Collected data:
┄┄┄┄┄┄┄┄┄┄┄┄┄┄┄┄┄┄┄┄

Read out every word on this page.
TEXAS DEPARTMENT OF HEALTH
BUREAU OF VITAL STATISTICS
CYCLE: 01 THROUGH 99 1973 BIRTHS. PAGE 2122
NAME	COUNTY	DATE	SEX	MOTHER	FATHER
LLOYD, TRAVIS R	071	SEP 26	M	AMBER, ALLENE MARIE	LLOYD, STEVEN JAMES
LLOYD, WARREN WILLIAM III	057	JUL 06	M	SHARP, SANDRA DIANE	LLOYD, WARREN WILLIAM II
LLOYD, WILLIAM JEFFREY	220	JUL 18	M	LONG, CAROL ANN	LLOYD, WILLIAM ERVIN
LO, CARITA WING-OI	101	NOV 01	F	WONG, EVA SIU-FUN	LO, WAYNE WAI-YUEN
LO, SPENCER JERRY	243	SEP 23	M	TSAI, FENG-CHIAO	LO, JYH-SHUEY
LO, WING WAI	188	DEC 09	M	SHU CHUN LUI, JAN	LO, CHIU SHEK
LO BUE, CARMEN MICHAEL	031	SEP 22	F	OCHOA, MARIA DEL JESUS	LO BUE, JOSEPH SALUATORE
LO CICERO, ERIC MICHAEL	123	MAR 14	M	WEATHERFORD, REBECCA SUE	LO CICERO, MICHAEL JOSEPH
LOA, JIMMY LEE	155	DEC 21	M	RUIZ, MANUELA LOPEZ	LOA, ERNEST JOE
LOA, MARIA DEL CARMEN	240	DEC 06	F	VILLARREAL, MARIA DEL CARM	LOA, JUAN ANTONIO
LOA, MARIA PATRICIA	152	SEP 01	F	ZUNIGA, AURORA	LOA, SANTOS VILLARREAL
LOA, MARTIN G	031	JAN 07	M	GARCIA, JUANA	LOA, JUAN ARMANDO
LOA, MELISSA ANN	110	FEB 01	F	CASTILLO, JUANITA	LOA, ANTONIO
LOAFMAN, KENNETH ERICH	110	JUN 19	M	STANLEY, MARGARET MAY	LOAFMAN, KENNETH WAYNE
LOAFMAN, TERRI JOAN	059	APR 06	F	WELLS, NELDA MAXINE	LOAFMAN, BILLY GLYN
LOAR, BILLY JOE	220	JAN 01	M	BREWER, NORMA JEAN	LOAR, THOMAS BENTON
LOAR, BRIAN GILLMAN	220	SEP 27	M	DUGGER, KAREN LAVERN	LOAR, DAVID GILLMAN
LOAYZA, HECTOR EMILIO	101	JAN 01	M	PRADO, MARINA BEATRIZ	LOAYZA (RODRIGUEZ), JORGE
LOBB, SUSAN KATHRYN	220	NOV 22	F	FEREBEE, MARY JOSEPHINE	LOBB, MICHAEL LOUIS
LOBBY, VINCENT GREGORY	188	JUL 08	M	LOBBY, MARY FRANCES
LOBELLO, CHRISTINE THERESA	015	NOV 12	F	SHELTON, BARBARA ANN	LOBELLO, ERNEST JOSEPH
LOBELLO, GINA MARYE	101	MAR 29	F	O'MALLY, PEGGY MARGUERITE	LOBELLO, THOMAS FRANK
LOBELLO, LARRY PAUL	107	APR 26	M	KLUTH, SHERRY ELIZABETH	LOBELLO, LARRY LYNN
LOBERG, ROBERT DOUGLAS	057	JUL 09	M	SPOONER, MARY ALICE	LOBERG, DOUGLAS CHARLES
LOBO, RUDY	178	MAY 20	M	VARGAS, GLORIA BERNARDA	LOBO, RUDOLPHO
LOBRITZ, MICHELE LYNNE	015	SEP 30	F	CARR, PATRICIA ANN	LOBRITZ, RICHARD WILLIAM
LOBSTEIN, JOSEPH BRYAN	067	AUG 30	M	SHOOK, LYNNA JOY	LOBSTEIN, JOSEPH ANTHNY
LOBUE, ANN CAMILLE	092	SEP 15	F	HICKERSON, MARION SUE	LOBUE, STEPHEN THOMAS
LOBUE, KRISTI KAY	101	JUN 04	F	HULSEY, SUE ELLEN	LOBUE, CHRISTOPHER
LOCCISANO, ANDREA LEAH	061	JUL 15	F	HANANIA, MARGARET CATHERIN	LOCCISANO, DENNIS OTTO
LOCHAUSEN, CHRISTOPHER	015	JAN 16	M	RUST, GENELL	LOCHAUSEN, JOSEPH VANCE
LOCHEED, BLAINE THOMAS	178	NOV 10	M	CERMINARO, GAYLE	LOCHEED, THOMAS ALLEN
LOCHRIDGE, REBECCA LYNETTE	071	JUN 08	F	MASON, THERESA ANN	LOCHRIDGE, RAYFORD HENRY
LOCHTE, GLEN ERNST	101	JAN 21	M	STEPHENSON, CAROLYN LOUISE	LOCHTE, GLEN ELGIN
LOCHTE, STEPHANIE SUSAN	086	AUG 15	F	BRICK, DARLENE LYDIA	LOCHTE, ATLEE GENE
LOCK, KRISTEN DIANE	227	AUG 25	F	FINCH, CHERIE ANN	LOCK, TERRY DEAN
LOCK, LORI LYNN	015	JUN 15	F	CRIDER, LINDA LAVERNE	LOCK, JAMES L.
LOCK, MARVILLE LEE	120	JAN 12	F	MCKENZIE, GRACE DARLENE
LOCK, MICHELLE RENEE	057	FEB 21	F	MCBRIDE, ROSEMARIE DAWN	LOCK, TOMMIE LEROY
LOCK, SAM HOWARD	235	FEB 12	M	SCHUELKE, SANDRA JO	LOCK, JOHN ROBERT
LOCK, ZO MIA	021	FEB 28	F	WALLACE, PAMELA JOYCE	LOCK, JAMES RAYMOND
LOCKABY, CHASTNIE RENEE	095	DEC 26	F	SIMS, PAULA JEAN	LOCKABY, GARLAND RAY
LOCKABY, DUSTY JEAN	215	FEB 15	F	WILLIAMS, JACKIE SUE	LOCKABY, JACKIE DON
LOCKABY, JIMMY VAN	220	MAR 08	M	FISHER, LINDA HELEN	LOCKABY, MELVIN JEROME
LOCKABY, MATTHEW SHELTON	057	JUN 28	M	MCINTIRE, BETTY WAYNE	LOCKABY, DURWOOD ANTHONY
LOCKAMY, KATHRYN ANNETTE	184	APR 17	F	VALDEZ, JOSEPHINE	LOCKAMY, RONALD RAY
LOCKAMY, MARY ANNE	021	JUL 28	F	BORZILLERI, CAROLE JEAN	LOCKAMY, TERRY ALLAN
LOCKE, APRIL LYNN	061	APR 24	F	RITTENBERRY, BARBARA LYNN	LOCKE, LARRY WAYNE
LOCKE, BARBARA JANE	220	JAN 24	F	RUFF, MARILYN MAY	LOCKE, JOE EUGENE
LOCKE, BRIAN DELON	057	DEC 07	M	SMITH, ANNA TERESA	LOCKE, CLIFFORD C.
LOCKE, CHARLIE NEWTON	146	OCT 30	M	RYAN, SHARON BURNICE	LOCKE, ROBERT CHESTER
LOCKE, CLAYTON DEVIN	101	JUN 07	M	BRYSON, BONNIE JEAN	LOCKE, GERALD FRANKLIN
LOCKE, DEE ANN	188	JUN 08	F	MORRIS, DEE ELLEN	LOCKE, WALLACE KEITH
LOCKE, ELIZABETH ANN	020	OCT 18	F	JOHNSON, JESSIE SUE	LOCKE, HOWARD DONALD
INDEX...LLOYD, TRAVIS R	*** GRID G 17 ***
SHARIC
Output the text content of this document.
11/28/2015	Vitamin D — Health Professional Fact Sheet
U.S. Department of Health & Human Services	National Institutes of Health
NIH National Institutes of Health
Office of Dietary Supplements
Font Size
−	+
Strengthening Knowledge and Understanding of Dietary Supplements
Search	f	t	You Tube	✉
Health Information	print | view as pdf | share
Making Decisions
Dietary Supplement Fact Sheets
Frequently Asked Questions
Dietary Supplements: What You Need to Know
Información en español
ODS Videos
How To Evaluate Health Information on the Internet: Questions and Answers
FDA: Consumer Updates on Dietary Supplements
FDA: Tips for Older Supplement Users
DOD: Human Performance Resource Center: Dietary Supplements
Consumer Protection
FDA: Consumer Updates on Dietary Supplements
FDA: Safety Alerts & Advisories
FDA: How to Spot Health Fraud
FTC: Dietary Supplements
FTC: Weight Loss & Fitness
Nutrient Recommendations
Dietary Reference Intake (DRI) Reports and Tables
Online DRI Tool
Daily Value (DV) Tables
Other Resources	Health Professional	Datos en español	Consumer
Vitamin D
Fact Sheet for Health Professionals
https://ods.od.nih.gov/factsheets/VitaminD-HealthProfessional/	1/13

┄┄┄┄┄┄┄┄┄┄┄┄┄┄┄┄┄┄┄┄

- STATED GOAL
Gather each line holding the string "BILLY".

- SOLUTION TO THE EXERCISE
LOAFMAN, TERRI JOAN	059	APR 06	F	WELLS, NELDA MAXINE	LOAFMAN, BILLY GLYN
LOAR, BILLY JOE	220	JAN 01	M	BREWER, NORMA JEAN	LOAR, THOMAS BENTON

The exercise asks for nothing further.